=== Extracted data ===

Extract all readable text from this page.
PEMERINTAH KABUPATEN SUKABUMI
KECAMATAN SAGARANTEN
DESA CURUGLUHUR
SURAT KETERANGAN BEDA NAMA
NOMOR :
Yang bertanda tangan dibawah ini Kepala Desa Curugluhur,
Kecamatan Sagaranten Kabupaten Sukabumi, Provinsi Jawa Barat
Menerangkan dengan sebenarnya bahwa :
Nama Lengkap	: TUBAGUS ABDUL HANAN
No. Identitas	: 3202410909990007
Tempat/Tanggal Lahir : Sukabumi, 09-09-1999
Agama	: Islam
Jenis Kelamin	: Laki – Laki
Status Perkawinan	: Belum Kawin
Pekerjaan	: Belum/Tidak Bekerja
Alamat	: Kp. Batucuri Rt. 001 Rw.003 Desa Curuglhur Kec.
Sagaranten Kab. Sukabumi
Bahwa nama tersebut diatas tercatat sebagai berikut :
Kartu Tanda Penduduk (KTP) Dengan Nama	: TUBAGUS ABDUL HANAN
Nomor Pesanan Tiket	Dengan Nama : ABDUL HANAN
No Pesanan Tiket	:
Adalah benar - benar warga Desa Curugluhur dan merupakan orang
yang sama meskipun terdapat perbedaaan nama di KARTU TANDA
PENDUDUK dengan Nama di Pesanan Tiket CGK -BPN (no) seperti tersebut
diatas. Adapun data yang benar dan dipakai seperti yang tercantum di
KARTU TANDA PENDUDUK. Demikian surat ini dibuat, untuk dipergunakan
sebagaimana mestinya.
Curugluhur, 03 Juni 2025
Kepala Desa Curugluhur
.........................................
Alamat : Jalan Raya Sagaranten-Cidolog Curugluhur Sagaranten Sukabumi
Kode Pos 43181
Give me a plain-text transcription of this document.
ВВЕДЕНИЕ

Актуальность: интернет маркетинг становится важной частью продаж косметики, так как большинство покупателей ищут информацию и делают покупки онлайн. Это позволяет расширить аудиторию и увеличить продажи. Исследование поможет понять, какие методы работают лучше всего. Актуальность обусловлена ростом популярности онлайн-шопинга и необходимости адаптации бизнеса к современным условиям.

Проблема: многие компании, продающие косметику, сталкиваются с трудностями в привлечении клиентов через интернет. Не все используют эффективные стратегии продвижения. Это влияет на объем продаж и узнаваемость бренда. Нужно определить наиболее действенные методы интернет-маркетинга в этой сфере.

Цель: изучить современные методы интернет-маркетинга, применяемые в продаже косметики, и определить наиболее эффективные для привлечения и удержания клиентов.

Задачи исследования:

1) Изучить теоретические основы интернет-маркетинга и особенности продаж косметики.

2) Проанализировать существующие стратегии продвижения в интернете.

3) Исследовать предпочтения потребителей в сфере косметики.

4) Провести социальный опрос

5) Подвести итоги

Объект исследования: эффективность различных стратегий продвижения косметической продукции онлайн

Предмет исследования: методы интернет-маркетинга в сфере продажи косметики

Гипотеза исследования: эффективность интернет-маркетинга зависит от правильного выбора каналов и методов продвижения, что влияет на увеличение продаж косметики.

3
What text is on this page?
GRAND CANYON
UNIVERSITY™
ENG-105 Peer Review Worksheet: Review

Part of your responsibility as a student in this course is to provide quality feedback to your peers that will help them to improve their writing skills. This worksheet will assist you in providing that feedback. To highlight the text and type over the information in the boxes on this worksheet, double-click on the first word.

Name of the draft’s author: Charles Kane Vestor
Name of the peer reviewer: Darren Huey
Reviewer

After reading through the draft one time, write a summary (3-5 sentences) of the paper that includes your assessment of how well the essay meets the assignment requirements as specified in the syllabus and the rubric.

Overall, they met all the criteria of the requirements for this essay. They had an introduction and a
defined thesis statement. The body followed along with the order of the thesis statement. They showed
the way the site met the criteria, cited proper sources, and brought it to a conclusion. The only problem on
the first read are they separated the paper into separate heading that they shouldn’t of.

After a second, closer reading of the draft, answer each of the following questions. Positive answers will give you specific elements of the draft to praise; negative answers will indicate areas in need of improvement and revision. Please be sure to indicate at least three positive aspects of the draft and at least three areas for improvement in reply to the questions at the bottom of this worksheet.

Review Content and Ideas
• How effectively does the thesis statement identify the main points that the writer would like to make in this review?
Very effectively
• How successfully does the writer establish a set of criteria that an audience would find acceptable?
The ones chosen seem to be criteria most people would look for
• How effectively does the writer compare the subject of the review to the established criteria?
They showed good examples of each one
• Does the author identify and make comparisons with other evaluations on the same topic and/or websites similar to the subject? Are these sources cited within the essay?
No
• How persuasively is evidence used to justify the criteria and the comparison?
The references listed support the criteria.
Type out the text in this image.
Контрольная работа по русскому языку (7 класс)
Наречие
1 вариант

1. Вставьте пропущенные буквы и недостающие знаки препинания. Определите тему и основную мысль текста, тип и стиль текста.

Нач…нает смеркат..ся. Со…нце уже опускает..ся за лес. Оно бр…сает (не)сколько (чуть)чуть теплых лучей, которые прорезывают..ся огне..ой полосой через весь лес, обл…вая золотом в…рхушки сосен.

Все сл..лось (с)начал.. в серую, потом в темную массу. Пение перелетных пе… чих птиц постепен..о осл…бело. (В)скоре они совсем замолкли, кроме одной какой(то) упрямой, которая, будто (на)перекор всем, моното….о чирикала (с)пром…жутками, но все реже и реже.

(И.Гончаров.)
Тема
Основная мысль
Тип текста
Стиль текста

===

What needs to be done: Write out every entry word for word.

Result of the task:
Extract all readable text from this page.
PEMERINTAH KABUPATEN SUKABUMI
KECAMATAN SAGARANTEN
DESA CURUGLUHUR
SURAT KETERANGAN BEDA NAMA
NOMOR :
Yang bertanda tangan dibawah ini Kepala Desa Curugluhur,
Kecamatan Sagaranten Kabupaten Sukabumi, Provinsi Jawa Barat
Menerangkan dengan sebenarnya bahwa :
Nama Lengkap	: TUBAGUS ABDUL HANAN
No. Identitas	: 3202410909990007
Tempat/Tanggal Lahir : Sukabumi, 09-09-1999
Agama	: Islam
Jenis Kelamin	: Laki – Laki
Status Perkawinan	: Belum Kawin
Pekerjaan	: Belum/Tidak Bekerja
Alamat	: Kp. Batucuri Rt. 001 Rw.003 Desa Curuglhur Kec.
Sagaranten Kab. Sukabumi
Bahwa nama tersebut diatas tercatat sebagai berikut :
Kartu Tanda Penduduk (KTP) Dengan Nama	: TUBAGUS ABDUL HANAN
Nomor Pesanan Tiket	Dengan Nama : ABDUL HANAN
No Pesanan Tiket	:
Adalah benar - benar warga Desa Curugluhur dan merupakan orang
yang sama meskipun terdapat perbedaaan nama di KARTU TANDA
PENDUDUK dengan Nama di Pesanan Tiket CGK -BPN (no) seperti tersebut
diatas. Adapun data yang benar dan dipakai seperti yang tercantum di
KARTU TANDA PENDUDUK. Demikian surat ini dibuat, untuk dipergunakan
sebagaimana mestinya.
Curugluhur, 03 Juni 2025
Kepala Desa Curugluhur
.........................................
Alamat : Jalan Raya Sagaranten-Cidolog Curugluhur Sagaranten Sukabumi
Kode Pos 43181
Give me a plain-text transcription of this document.
ВВЕДЕНИЕ

Актуальность: интернет маркетинг становится важной частью продаж косметики, так как большинство покупателей ищут информацию и делают покупки онлайн. Это позволяет расширить аудиторию и увеличить продажи. Исследование поможет понять, какие методы работают лучше всего. Актуальность обусловлена ростом популярности онлайн-шопинга и необходимости адаптации бизнеса к современным условиям.

Проблема: многие компании, продающие косметику, сталкиваются с трудностями в привлечении клиентов через интернет. Не все используют эффективные стратегии продвижения. Это влияет на объем продаж и узнаваемость бренда. Нужно определить наиболее действенные методы интернет-маркетинга в этой сфере.

Цель: изучить современные методы интернет-маркетинга, применяемые в продаже косметики, и определить наиболее эффективные для привлечения и удержания клиентов.

Задачи исследования:

1) Изучить теоретические основы интернет-маркетинга и особенности продаж косметики.

2) Проанализировать существующие стратегии продвижения в интернете.

3) Исследовать предпочтения потребителей в сфере косметики.

4) Провести социальный опрос

5) Подвести итоги

Объект исследования: эффективность различных стратегий продвижения косметической продукции онлайн

Предмет исследования: методы интернет-маркетинга в сфере продажи косметики

Гипотеза исследования: эффективность интернет-маркетинга зависит от правильного выбора каналов и методов продвижения, что влияет на увеличение продаж косметики.

3
What text is on this page?
GRAND CANYON
UNIVERSITY™
ENG-105 Peer Review Worksheet: Review

Part of your responsibility as a student in this course is to provide quality feedback to your peers that will help them to improve their writing skills. This worksheet will assist you in providing that feedback. To highlight the text and type over the information in the boxes on this worksheet, double-click on the first word.

Name of the draft’s author: Charles Kane Vestor
Name of the peer reviewer: Darren Huey
Reviewer

After reading through the draft one time, write a summary (3-5 sentences) of the paper that includes your assessment of how well the essay meets the assignment requirements as specified in the syllabus and the rubric.

Overall, they met all the criteria of the requirements for this essay. They had an introduction and a
defined thesis statement. The body followed along with the order of the thesis statement. They showed
the way the site met the criteria, cited proper sources, and brought it to a conclusion. The only problem on
the first read are they separated the paper into separate heading that they shouldn’t of.

After a second, closer reading of the draft, answer each of the following questions. Positive answers will give you specific elements of the draft to praise; negative answers will indicate areas in need of improvement and revision. Please be sure to indicate at least three positive aspects of the draft and at least three areas for improvement in reply to the questions at the bottom of this worksheet.

Review Content and Ideas
• How effectively does the thesis statement identify the main points that the writer would like to make in this review?
Very effectively
• How successfully does the writer establish a set of criteria that an audience would find acceptable?
The ones chosen seem to be criteria most people would look for
• How effectively does the writer compare the subject of the review to the established criteria?
They showed good examples of each one
• Does the author identify and make comparisons with other evaluations on the same topic and/or websites similar to the subject? Are these sources cited within the essay?
No
• How persuasively is evidence used to justify the criteria and the comparison?
The references listed support the criteria.
Type out the text in this image.
Контрольная работа по русскому языку (7 класс)
Наречие
1 вариант

1. Вставьте пропущенные буквы и недостающие знаки препинания. Определите тему и основную мысль текста, тип и стиль текста.

Нач…нает смеркат..ся. Со…нце уже опускает..ся за лес. Оно бр…сает (не)сколько (чуть)чуть теплых лучей, которые прорезывают..ся огне..ой полосой через весь лес, обл…вая золотом в…рхушки сосен.

Все сл..лось (с)начал.. в серую, потом в темную массу. Пение перелетных пе… чих птиц постепен..о осл…бело. (В)скоре они совсем замолкли, кроме одной какой(то) упрямой, которая, будто (на)перекор всем, моното….о чирикала (с)пром…жутками, но все реже и реже.

(И.Гончаров.)
Тема
Основная мысль
Тип текста
Стиль текста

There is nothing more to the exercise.